INPUT FOR THIS TASK:
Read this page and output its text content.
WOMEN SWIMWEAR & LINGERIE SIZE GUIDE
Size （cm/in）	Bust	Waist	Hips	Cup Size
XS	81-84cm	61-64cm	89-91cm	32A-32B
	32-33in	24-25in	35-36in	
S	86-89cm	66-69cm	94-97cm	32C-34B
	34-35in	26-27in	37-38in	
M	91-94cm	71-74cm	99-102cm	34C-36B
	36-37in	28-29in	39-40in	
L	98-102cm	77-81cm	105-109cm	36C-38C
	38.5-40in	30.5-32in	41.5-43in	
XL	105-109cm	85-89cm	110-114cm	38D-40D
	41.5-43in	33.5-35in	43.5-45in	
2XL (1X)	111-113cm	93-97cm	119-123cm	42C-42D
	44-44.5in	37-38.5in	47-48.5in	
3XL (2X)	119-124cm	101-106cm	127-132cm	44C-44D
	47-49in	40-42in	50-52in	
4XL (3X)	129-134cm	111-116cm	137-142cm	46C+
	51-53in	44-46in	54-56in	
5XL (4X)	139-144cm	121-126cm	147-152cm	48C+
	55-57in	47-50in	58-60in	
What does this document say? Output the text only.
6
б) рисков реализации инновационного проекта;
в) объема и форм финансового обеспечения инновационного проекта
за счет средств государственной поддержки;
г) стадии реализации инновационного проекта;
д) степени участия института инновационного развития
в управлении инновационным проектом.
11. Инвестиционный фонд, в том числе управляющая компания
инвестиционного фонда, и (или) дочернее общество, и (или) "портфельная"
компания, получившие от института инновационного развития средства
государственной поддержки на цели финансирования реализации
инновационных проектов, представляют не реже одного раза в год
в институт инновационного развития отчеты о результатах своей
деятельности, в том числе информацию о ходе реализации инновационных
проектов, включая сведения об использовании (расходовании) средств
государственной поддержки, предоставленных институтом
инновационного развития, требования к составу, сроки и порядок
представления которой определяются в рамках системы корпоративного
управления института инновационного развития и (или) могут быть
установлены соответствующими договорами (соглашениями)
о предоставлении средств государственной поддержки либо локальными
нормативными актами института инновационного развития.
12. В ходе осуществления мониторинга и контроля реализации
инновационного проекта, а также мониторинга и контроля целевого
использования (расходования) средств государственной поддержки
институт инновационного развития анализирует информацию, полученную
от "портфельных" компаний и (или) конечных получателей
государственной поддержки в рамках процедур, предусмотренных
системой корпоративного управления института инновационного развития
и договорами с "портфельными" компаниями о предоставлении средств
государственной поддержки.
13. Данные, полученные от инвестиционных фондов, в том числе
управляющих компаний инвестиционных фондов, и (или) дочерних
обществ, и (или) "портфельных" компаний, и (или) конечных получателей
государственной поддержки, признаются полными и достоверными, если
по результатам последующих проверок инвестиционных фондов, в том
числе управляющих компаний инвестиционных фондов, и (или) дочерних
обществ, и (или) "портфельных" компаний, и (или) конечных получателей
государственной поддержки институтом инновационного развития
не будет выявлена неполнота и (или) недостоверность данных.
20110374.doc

WRITTEN EXERCISE: Your answer should be a single number: the count of lines containing the word "контроля".

SOLUTION TO THE PROBLEM: 2